[Rows from a dataset]
• • • • • • •

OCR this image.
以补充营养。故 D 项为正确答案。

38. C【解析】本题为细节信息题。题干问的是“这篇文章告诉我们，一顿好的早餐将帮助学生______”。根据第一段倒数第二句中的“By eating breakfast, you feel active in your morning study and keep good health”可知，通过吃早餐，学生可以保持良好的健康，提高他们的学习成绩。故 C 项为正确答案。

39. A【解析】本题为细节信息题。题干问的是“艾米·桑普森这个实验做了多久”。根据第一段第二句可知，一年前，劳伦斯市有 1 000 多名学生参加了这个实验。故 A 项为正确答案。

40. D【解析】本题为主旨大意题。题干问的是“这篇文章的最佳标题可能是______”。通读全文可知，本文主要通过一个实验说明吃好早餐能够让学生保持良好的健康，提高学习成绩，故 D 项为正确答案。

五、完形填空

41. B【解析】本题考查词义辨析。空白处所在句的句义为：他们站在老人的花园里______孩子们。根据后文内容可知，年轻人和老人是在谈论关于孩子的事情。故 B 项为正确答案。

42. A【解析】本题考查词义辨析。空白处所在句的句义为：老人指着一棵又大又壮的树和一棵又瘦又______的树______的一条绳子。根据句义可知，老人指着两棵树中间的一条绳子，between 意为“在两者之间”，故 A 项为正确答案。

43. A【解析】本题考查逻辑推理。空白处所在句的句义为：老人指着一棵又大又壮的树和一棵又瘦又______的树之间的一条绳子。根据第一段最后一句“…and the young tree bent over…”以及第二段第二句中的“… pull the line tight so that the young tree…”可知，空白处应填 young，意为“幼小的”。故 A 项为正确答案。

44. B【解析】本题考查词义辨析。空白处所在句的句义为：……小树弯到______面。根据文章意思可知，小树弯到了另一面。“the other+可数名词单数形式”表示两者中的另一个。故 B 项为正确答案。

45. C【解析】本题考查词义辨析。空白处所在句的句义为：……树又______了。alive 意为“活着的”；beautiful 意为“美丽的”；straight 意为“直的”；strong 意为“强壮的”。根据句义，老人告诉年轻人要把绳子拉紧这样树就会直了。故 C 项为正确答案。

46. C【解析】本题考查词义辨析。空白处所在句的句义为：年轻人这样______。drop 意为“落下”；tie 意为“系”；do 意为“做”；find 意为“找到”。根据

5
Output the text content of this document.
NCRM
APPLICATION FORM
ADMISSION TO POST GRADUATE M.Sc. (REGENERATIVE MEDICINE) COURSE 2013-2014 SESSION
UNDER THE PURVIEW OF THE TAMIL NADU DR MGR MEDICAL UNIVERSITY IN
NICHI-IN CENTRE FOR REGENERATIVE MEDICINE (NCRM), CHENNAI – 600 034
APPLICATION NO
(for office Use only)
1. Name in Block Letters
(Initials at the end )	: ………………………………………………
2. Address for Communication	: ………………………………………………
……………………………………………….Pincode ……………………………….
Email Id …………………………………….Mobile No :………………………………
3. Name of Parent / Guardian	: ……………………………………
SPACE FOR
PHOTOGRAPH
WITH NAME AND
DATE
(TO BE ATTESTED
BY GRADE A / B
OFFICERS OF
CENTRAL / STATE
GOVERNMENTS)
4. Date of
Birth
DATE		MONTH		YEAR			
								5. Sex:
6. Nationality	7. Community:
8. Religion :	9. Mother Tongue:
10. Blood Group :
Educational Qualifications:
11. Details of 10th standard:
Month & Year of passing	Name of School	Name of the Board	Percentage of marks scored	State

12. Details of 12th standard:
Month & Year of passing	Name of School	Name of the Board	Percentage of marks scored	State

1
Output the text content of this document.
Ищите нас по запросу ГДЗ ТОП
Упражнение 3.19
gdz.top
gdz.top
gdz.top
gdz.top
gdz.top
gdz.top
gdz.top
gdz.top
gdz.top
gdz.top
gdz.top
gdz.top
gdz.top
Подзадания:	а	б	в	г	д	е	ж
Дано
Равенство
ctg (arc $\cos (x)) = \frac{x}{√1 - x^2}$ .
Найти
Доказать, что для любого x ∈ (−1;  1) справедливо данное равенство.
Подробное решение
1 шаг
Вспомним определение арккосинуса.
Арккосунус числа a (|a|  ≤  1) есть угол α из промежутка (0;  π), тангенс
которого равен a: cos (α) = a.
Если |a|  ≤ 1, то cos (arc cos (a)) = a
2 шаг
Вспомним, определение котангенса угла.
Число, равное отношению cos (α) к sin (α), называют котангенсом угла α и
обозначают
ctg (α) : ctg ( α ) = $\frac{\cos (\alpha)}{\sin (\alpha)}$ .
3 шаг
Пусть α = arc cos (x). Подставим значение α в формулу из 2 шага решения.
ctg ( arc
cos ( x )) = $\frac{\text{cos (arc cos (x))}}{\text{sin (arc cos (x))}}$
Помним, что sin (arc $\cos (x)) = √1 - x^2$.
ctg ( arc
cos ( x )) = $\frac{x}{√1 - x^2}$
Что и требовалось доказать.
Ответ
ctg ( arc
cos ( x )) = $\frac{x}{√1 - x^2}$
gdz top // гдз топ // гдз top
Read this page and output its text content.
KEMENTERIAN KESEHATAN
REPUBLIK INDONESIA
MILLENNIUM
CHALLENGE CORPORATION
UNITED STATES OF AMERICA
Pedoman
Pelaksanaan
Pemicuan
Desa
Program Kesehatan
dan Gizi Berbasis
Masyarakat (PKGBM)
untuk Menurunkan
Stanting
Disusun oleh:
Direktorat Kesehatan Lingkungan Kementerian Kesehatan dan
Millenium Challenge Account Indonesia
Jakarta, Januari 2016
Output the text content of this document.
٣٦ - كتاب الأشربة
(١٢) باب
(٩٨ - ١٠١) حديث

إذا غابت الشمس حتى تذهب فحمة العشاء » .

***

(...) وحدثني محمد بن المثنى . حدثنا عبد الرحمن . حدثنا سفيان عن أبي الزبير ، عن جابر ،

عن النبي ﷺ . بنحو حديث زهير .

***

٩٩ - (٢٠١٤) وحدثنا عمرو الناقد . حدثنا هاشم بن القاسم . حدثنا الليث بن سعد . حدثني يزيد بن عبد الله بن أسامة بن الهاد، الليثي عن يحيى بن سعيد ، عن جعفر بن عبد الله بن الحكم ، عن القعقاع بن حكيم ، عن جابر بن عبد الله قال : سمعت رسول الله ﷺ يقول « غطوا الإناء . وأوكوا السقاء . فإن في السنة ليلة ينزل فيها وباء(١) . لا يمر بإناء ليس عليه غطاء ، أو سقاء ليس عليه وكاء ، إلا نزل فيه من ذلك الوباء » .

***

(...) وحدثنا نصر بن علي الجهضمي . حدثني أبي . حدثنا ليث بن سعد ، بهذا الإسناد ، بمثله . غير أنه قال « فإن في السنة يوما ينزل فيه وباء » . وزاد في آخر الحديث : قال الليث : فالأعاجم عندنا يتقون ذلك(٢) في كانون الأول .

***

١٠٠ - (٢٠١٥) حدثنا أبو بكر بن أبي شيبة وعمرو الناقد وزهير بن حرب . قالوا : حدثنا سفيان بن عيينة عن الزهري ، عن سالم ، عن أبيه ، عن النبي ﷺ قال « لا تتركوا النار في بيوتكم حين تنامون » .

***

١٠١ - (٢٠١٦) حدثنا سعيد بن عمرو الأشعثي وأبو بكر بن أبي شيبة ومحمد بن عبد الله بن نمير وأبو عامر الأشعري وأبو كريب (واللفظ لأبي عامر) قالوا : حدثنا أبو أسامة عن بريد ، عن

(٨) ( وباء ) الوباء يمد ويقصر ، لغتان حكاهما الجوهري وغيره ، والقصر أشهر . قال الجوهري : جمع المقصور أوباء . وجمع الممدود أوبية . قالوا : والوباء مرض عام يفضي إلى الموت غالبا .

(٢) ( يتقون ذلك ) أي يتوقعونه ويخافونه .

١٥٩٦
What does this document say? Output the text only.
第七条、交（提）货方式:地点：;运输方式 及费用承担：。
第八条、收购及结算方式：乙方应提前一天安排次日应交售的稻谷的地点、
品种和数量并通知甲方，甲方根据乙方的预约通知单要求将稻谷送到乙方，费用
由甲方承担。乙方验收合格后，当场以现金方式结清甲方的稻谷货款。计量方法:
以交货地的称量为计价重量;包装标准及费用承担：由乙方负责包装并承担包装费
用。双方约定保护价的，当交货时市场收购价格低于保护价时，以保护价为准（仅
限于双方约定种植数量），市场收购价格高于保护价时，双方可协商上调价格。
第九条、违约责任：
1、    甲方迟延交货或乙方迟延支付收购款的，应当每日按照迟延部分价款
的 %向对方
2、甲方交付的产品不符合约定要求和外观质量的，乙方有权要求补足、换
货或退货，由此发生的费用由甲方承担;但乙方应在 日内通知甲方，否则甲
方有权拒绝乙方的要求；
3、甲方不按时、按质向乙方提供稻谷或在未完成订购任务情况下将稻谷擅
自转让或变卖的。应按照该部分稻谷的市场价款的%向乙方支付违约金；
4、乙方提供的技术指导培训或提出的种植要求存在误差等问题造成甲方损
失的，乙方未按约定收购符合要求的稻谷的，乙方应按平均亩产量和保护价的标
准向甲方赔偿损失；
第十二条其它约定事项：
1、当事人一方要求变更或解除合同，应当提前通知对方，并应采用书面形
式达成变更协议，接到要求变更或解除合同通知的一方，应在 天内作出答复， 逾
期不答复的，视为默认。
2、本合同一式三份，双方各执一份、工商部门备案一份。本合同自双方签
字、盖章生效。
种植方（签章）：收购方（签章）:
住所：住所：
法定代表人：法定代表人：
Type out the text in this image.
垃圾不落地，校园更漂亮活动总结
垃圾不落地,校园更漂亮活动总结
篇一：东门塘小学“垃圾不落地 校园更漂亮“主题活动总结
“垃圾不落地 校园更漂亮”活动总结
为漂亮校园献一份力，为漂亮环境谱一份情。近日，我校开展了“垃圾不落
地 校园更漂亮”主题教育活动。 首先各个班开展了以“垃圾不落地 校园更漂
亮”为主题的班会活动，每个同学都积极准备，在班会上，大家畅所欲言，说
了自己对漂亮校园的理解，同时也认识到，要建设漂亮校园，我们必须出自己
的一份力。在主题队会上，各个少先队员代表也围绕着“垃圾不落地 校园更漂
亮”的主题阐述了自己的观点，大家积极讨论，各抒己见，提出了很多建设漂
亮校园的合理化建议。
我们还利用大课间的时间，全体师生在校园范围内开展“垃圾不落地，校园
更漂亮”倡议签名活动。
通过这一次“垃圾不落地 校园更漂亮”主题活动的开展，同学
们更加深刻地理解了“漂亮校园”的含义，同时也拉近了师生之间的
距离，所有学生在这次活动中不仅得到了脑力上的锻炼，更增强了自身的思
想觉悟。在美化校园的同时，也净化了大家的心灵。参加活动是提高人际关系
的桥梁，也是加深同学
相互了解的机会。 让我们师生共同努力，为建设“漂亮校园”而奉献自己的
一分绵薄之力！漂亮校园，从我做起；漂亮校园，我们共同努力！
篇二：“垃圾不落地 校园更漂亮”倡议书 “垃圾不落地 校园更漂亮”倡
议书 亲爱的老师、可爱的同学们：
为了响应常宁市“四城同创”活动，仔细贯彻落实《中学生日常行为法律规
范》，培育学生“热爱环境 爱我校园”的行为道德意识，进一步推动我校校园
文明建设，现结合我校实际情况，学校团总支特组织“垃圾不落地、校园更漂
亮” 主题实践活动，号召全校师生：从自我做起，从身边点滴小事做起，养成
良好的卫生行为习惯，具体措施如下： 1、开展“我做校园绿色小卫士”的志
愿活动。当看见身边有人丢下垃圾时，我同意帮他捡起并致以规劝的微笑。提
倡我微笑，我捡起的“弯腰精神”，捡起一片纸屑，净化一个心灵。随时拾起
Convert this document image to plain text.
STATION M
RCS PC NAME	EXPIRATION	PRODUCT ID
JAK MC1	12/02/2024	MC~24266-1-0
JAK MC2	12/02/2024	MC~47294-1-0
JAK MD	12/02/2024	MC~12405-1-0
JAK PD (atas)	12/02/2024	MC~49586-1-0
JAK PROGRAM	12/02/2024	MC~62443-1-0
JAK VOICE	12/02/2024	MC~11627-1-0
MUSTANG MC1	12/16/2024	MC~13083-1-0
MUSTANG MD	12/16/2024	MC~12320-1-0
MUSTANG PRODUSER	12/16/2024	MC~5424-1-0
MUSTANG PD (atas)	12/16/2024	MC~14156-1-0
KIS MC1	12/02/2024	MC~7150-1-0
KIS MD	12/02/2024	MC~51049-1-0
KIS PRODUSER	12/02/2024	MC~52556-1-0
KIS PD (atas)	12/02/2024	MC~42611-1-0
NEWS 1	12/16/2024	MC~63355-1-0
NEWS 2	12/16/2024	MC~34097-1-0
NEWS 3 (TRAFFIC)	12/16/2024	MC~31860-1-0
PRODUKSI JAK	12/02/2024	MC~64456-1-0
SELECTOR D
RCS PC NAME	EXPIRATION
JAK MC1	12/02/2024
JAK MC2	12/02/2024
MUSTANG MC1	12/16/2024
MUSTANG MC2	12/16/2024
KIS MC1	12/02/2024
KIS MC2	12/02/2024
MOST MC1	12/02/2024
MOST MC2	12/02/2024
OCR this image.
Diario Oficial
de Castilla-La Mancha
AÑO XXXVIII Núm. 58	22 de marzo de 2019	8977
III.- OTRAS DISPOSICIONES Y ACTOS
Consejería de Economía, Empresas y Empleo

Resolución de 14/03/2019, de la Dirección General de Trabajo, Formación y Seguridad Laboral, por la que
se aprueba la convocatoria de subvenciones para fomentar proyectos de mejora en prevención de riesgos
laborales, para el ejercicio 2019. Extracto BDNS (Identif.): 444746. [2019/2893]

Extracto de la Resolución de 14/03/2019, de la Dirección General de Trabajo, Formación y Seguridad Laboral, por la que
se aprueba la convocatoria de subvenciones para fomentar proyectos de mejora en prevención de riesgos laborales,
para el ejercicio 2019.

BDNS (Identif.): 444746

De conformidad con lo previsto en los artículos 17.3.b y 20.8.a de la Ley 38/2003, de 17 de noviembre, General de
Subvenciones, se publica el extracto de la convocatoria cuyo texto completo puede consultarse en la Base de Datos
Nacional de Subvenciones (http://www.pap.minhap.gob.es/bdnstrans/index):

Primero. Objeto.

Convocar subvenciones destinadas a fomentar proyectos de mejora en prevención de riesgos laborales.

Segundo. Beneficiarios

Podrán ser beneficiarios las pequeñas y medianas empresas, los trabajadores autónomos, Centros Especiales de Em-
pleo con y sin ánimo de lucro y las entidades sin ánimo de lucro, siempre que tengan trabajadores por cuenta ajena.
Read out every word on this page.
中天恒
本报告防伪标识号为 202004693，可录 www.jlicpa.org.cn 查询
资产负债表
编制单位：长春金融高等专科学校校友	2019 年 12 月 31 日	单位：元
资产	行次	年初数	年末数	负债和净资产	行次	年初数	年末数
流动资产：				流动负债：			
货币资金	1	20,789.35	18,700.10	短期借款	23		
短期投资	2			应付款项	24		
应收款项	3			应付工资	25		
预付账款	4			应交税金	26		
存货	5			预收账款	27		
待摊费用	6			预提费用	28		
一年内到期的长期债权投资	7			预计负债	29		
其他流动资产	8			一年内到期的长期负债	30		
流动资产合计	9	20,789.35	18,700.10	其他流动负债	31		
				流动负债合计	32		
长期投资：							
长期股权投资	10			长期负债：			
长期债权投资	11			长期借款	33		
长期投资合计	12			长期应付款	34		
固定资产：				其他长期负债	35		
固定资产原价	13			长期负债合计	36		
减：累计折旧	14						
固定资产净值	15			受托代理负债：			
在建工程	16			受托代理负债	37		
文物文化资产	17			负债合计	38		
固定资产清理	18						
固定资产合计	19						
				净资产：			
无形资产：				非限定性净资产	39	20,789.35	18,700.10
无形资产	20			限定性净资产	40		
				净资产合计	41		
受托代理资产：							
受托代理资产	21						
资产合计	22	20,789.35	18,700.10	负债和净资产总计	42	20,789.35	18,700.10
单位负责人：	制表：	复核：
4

• • • • • • •

EXERCISE REQUIREMENTS
Determine how many lines in the records contain "MOST", and reply with the number only.

RESULT OF THIS EXERCISE
2